- _WORK TO BE COMPLETED_
The records below must be transcribed exactly. Do not include the pictures.

- _Figure record extracts_
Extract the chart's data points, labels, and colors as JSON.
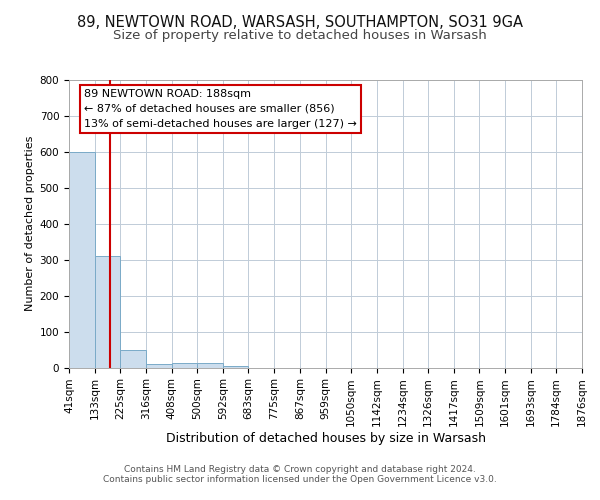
{
  "title1": "89, NEWTOWN ROAD, WARSASH, SOUTHAMPTON, SO31 9GA",
  "title2": "Size of property relative to detached houses in Warsash",
  "xlabel": "Distribution of detached houses by size in Warsash",
  "ylabel": "Number of detached properties",
  "bin_edges": [
    41,
    133,
    225,
    316,
    408,
    500,
    592,
    683,
    775,
    867,
    959,
    1050,
    1142,
    1234,
    1326,
    1417,
    1509,
    1601,
    1693,
    1784,
    1876
  ],
  "bar_heights": [
    600,
    310,
    50,
    10,
    12,
    12,
    5,
    0,
    0,
    0,
    0,
    0,
    0,
    0,
    0,
    0,
    0,
    0,
    0,
    0
  ],
  "bar_color": "#ccdded",
  "bar_edge_color": "#7aaac8",
  "property_size": 188,
  "vline_color": "#cc0000",
  "ylim": [
    0,
    800
  ],
  "yticks": [
    0,
    100,
    200,
    300,
    400,
    500,
    600,
    700,
    800
  ],
  "annotation_line1": "89 NEWTOWN ROAD: 188sqm",
  "annotation_line2": "← 87% of detached houses are smaller (856)",
  "annotation_line3": "13% of semi-detached houses are larger (127) →",
  "annotation_box_color": "#cc0000",
  "footnote_line1": "Contains HM Land Registry data © Crown copyright and database right 2024.",
  "footnote_line2": "Contains public sector information licensed under the Open Government Licence v3.0.",
  "bg_color": "#ffffff",
  "grid_color": "#c0ccd8",
  "title1_fontsize": 10.5,
  "title2_fontsize": 9.5,
  "xlabel_fontsize": 9,
  "ylabel_fontsize": 8,
  "tick_fontsize": 7.5,
  "annotation_fontsize": 8,
  "footnote_fontsize": 6.5
}
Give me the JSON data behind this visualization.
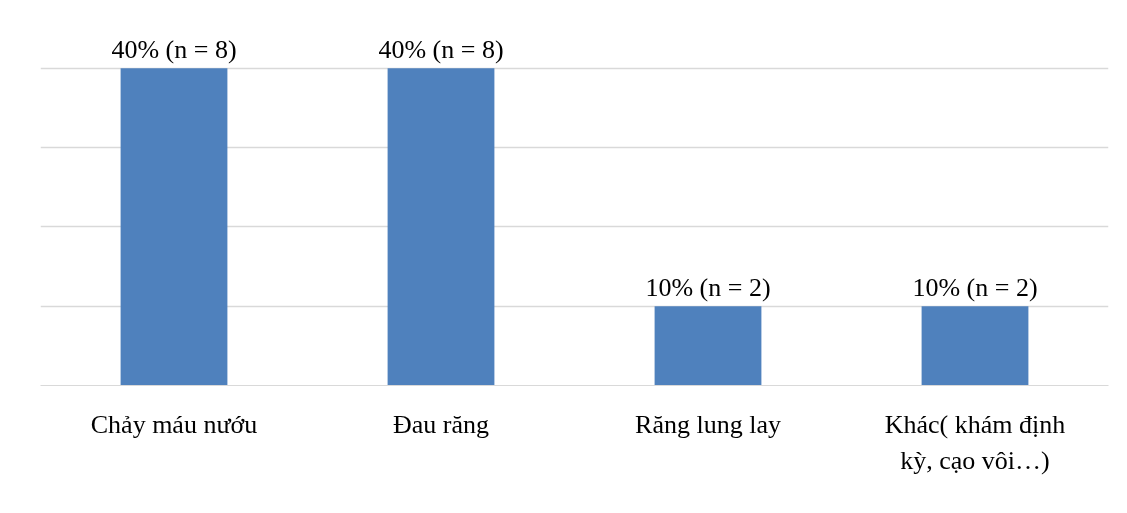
{
  "chart_data": {
    "type": "bar",
    "categories": [
      "Chảy máu nướu",
      "Đau răng",
      "Răng lung lay",
      "Khác( khám định kỳ, cạo vôi…)"
    ],
    "values": [
      40,
      40,
      10,
      10
    ],
    "value_labels": [
      "40% (n = 8)",
      "40% (n = 8)",
      "10% (n = 2)",
      "10% (n = 2)"
    ],
    "color": "#4f81bd",
    "grid": "y",
    "tick_labels": "x"
  }
}
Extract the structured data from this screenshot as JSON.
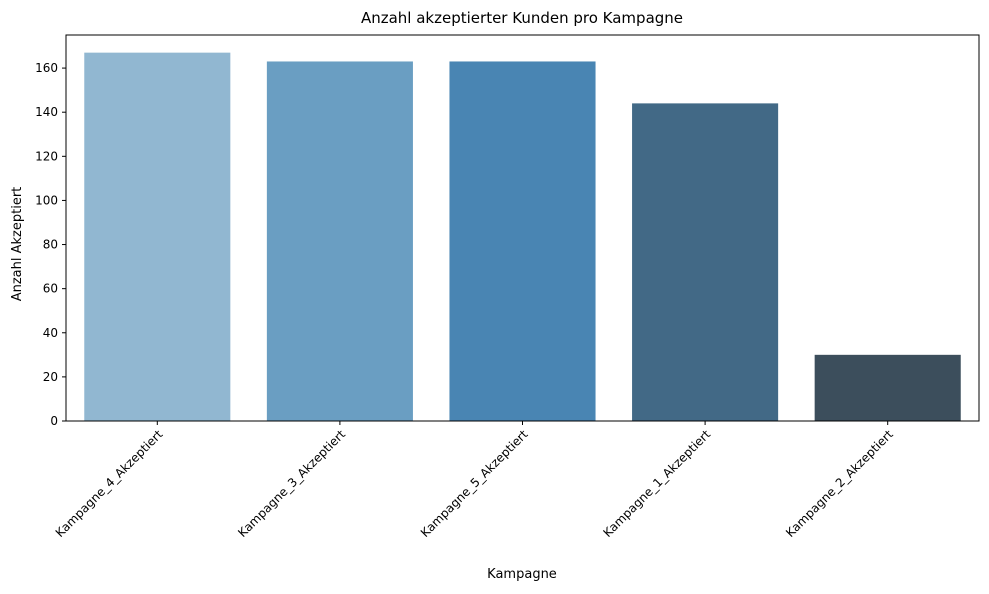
{
  "chart_data": {
    "type": "bar",
    "title": "Anzahl akzeptierter Kunden pro Kampagne",
    "xlabel": "Kampagne",
    "ylabel": "Anzahl Akzeptiert",
    "categories": [
      "Kampagne_4_Akzeptiert",
      "Kampagne_3_Akzeptiert",
      "Kampagne_5_Akzeptiert",
      "Kampagne_1_Akzeptiert",
      "Kampagne_2_Akzeptiert"
    ],
    "values": [
      167,
      163,
      163,
      144,
      30
    ],
    "colors": [
      "#91b7d1",
      "#6a9ec2",
      "#4985b3",
      "#426986",
      "#3c4e5c"
    ],
    "ylim": [
      0,
      175
    ],
    "yticks": [
      0,
      20,
      40,
      60,
      80,
      100,
      120,
      140,
      160
    ],
    "grid": false,
    "legend": "none"
  }
}
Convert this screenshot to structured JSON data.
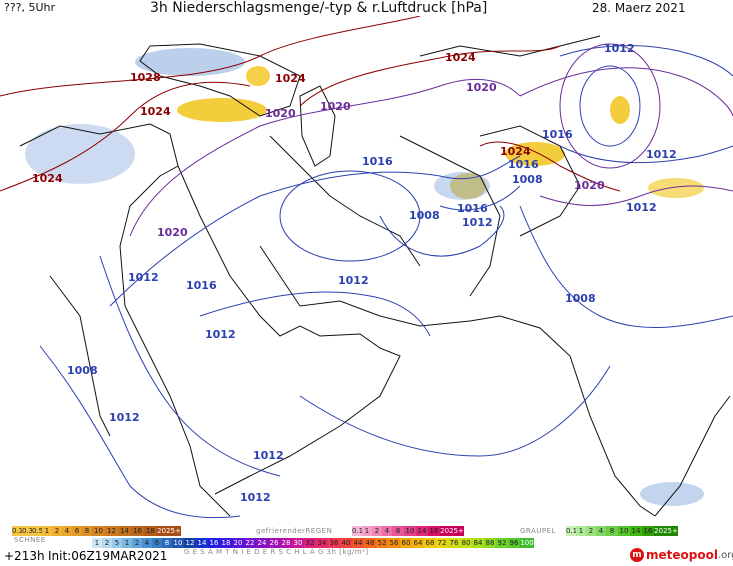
{
  "header": {
    "left": "???, 5Uhr",
    "title": "3h Niederschlagsmenge/-typ & r.Luftdruck [hPa]",
    "date": "28. Maerz 2021"
  },
  "isobar_labels": [
    {
      "text": "1028",
      "color": "#8b0000"
    },
    {
      "text": "1024",
      "color": "#8b0000"
    },
    {
      "text": "1024",
      "color": "#8b0000"
    },
    {
      "text": "1024",
      "color": "#8b0000"
    },
    {
      "text": "1024",
      "color": "#8b0000"
    },
    {
      "text": "1024",
      "color": "#8b0000"
    },
    {
      "text": "1020",
      "color": "#6a2c9c"
    },
    {
      "text": "1020",
      "color": "#6a2c9c"
    },
    {
      "text": "1020",
      "color": "#6a2c9c"
    },
    {
      "text": "1020",
      "color": "#6a2c9c"
    },
    {
      "text": "1020",
      "color": "#6a2c9c"
    },
    {
      "text": "1016",
      "color": "#2a3fb0"
    },
    {
      "text": "1016",
      "color": "#2a3fb0"
    },
    {
      "text": "1016",
      "color": "#2a3fb0"
    },
    {
      "text": "1016",
      "color": "#2a3fb0"
    },
    {
      "text": "1016",
      "color": "#2a3fb0"
    },
    {
      "text": "1012",
      "color": "#2a3fb0"
    },
    {
      "text": "1012",
      "color": "#2a3fb0"
    },
    {
      "text": "1012",
      "color": "#2a3fb0"
    },
    {
      "text": "1012",
      "color": "#2a3fb0"
    },
    {
      "text": "1012",
      "color": "#2a3fb0"
    },
    {
      "text": "1012",
      "color": "#2a3fb0"
    },
    {
      "text": "1012",
      "color": "#2a3fb0"
    },
    {
      "text": "1012",
      "color": "#2a3fb0"
    },
    {
      "text": "1012",
      "color": "#2a3fb0"
    },
    {
      "text": "1012",
      "color": "#2a3fb0"
    },
    {
      "text": "1008",
      "color": "#2a3fb0"
    },
    {
      "text": "1008",
      "color": "#2a3fb0"
    },
    {
      "text": "1008",
      "color": "#2a3fb0"
    },
    {
      "text": "1008",
      "color": "#2a3fb0"
    }
  ],
  "legend": {
    "schnee_title": "SCHNEE",
    "schnee_values": [
      "0.1",
      "0.3",
      "0.5",
      "1",
      "2",
      "4",
      "6",
      "8",
      "10",
      "12",
      "14",
      "16",
      "18",
      "2025+"
    ],
    "regen_title": "gefrierenderREGEN",
    "regen_values": [
      "0.1",
      "1",
      "2",
      "4",
      "8",
      "10",
      "14",
      "16",
      "2025+"
    ],
    "graupel_title": "GRAUPEL",
    "graupel_values": [
      "0.1",
      "1",
      "2",
      "4",
      "8",
      "10",
      "14",
      "16",
      "2025+"
    ],
    "total_values": [
      "1",
      "2",
      "5",
      "1",
      "2",
      "4",
      "6",
      "8",
      "10",
      "12",
      "14",
      "16",
      "18",
      "20",
      "22",
      "24",
      "26",
      "28",
      "30",
      "32",
      "34",
      "36",
      "40",
      "44",
      "48",
      "52",
      "56",
      "60",
      "64",
      "68",
      "72",
      "76",
      "80",
      "84",
      "88",
      "92",
      "96",
      "100"
    ],
    "total_title": "G E S A M T N I E D E R S C H L A G   3h   [kg/m²]"
  },
  "footer": {
    "forecast": "+213h",
    "init": "Init:06Z19MAR2021",
    "brand": "meteopool",
    "brand_tld": ".org"
  },
  "colors": {
    "high_isobar": "#8b0000",
    "mid_isobar": "#6a2c9c",
    "low_isobar": "#2a3fb0",
    "precip_yellow": "#f2c41a",
    "precip_blue": "#8fb0e0"
  }
}
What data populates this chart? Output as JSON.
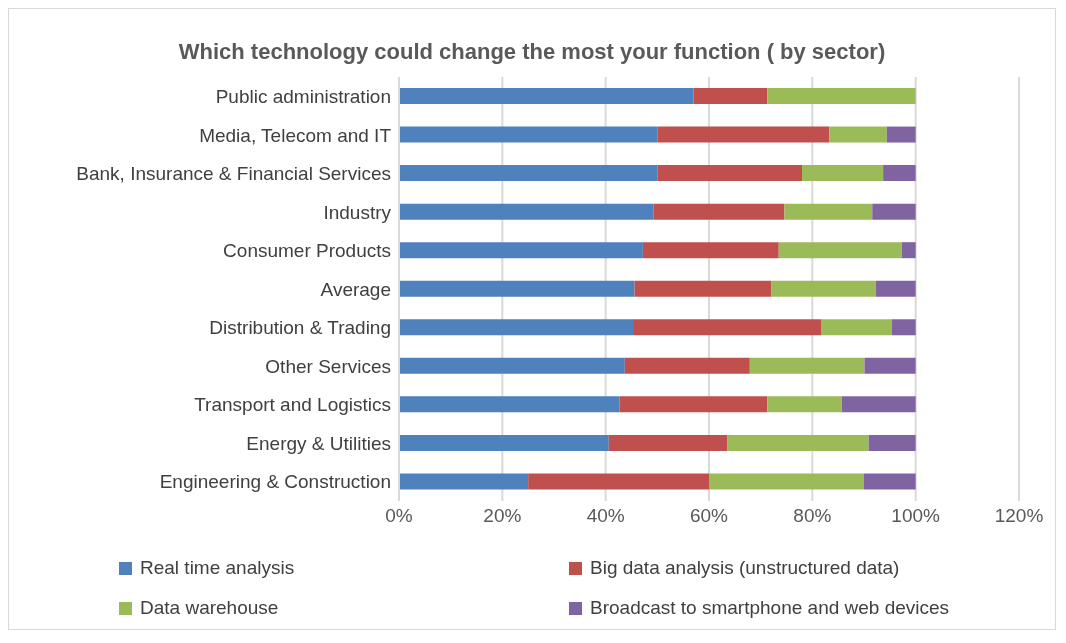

- _WRITTEN SOLUTION_
Extract the chart's data points, labels, and colors as JSON.
{
  "title1": "89, NEWTOWN ROAD, WARSASH, SOUTHAMPTON, SO31 9GA",
  "title2": "Size of property relative to detached houses in Warsash",
  "xlabel": "Distribution of detached houses by size in Warsash",
  "ylabel": "Number of detached properties",
  "bin_edges": [
    41,
    133,
    225,
    316,
    408,
    500,
    592,
    683,
    775,
    867,
    959,
    1050,
    1142,
    1234,
    1326,
    1417,
    1509,
    1601,
    1693,
    1784,
    1876
  ],
  "bar_heights": [
    600,
    310,
    50,
    10,
    12,
    12,
    5,
    0,
    0,
    0,
    0,
    0,
    0,
    0,
    0,
    0,
    0,
    0,
    0,
    0
  ],
  "bar_color": "#ccdded",
  "bar_edge_color": "#7aaac8",
  "property_size": 188,
  "vline_color": "#cc0000",
  "ylim": [
    0,
    800
  ],
  "yticks": [
    0,
    100,
    200,
    300,
    400,
    500,
    600,
    700,
    800
  ],
  "annotation_line1": "89 NEWTOWN ROAD: 188sqm",
  "annotation_line2": "← 87% of detached houses are smaller (856)",
  "annotation_line3": "13% of semi-detached houses are larger (127) →",
  "annotation_box_color": "#cc0000",
  "footnote_line1": "Contains HM Land Registry data © Crown copyright and database right 2024.",
  "footnote_line2": "Contains public sector information licensed under the Open Government Licence v3.0.",
  "bg_color": "#ffffff",
  "grid_color": "#c0ccd8",
  "title1_fontsize": 10.5,
  "title2_fontsize": 9.5,
  "xlabel_fontsize": 9,
  "ylabel_fontsize": 8,
  "tick_fontsize": 7.5,
  "annotation_fontsize": 8,
  "footnote_fontsize": 6.5
}
Give me the JSON data behind this visualization.
{
  "chart_data": {
    "type": "bar",
    "categories": [
      "Chảy máu nướu",
      "Đau răng",
      "Răng lung lay",
      "Khác( khám định kỳ, cạo vôi…)"
    ],
    "values": [
      40,
      40,
      10,
      10
    ],
    "value_labels": [
      "40% (n = 8)",
      "40% (n = 8)",
      "10% (n = 2)",
      "10% (n = 2)"
    ],
    "color": "#4f81bd",
    "grid": "y",
    "tick_labels": "x"
  }
}
Extract the structured data from this screenshot as JSON.
{
  "chart_data": {
    "type": "bar",
    "title": "Anzahl akzeptierter Kunden pro Kampagne",
    "xlabel": "Kampagne",
    "ylabel": "Anzahl Akzeptiert",
    "categories": [
      "Kampagne_4_Akzeptiert",
      "Kampagne_3_Akzeptiert",
      "Kampagne_5_Akzeptiert",
      "Kampagne_1_Akzeptiert",
      "Kampagne_2_Akzeptiert"
    ],
    "values": [
      167,
      163,
      163,
      144,
      30
    ],
    "colors": [
      "#91b7d1",
      "#6a9ec2",
      "#4985b3",
      "#426986",
      "#3c4e5c"
    ],
    "ylim": [
      0,
      175
    ],
    "yticks": [
      0,
      20,
      40,
      60,
      80,
      100,
      120,
      140,
      160
    ],
    "grid": false,
    "legend": "none"
  }
}
Convert this screenshot to structured JSON data.
{
  "header": {
    "left": "???, 5Uhr",
    "title": "3h Niederschlagsmenge/-typ & r.Luftdruck [hPa]",
    "date": "28. Maerz 2021"
  },
  "isobar_labels": [
    {
      "text": "1028",
      "color": "#8b0000"
    },
    {
      "text": "1024",
      "color": "#8b0000"
    },
    {
      "text": "1024",
      "color": "#8b0000"
    },
    {
      "text": "1024",
      "color": "#8b0000"
    },
    {
      "text": "1024",
      "color": "#8b0000"
    },
    {
      "text": "1024",
      "color": "#8b0000"
    },
    {
      "text": "1020",
      "color": "#6a2c9c"
    },
    {
      "text": "1020",
      "color": "#6a2c9c"
    },
    {
      "text": "1020",
      "color": "#6a2c9c"
    },
    {
      "text": "1020",
      "color": "#6a2c9c"
    },
    {
      "text": "1020",
      "color": "#6a2c9c"
    },
    {
      "text": "1016",
      "color": "#2a3fb0"
    },
    {
      "text": "1016",
      "color": "#2a3fb0"
    },
    {
      "text": "1016",
      "color": "#2a3fb0"
    },
    {
      "text": "1016",
      "color": "#2a3fb0"
    },
    {
      "text": "1016",
      "color": "#2a3fb0"
    },
    {
      "text": "1012",
      "color": "#2a3fb0"
    },
    {
      "text": "1012",
      "color": "#2a3fb0"
    },
    {
      "text": "1012",
      "color": "#2a3fb0"
    },
    {
      "text": "1012",
      "color": "#2a3fb0"
    },
    {
      "text": "1012",
      "color": "#2a3fb0"
    },
    {
      "text": "1012",
      "color": "#2a3fb0"
    },
    {
      "text": "1012",
      "color": "#2a3fb0"
    },
    {
      "text": "1012",
      "color": "#2a3fb0"
    },
    {
      "text": "1012",
      "color": "#2a3fb0"
    },
    {
      "text": "1012",
      "color": "#2a3fb0"
    },
    {
      "text": "1008",
      "color": "#2a3fb0"
    },
    {
      "text": "1008",
      "color": "#2a3fb0"
    },
    {
      "text": "1008",
      "color": "#2a3fb0"
    },
    {
      "text": "1008",
      "color": "#2a3fb0"
    }
  ],
  "legend": {
    "schnee_title": "SCHNEE",
    "schnee_values": [
      "0.1",
      "0.3",
      "0.5",
      "1",
      "2",
      "4",
      "6",
      "8",
      "10",
      "12",
      "14",
      "16",
      "18",
      "2025+"
    ],
    "regen_title": "gefrierenderREGEN",
    "regen_values": [
      "0.1",
      "1",
      "2",
      "4",
      "8",
      "10",
      "14",
      "16",
      "2025+"
    ],
    "graupel_title": "GRAUPEL",
    "graupel_values": [
      "0.1",
      "1",
      "2",
      "4",
      "8",
      "10",
      "14",
      "16",
      "2025+"
    ],
    "total_values": [
      "1",
      "2",
      "5",
      "1",
      "2",
      "4",
      "6",
      "8",
      "10",
      "12",
      "14",
      "16",
      "18",
      "20",
      "22",
      "24",
      "26",
      "28",
      "30",
      "32",
      "34",
      "36",
      "40",
      "44",
      "48",
      "52",
      "56",
      "60",
      "64",
      "68",
      "72",
      "76",
      "80",
      "84",
      "88",
      "92",
      "96",
      "100"
    ],
    "total_title": "G E S A M T N I E D E R S C H L A G   3h   [kg/m²]"
  },
  "footer": {
    "forecast": "+213h",
    "init": "Init:06Z19MAR2021",
    "brand": "meteopool",
    "brand_tld": ".org"
  },
  "colors": {
    "high_isobar": "#8b0000",
    "mid_isobar": "#6a2c9c",
    "low_isobar": "#2a3fb0",
    "precip_yellow": "#f2c41a",
    "precip_blue": "#8fb0e0"
  }
}
What data populates this chart? Output as JSON.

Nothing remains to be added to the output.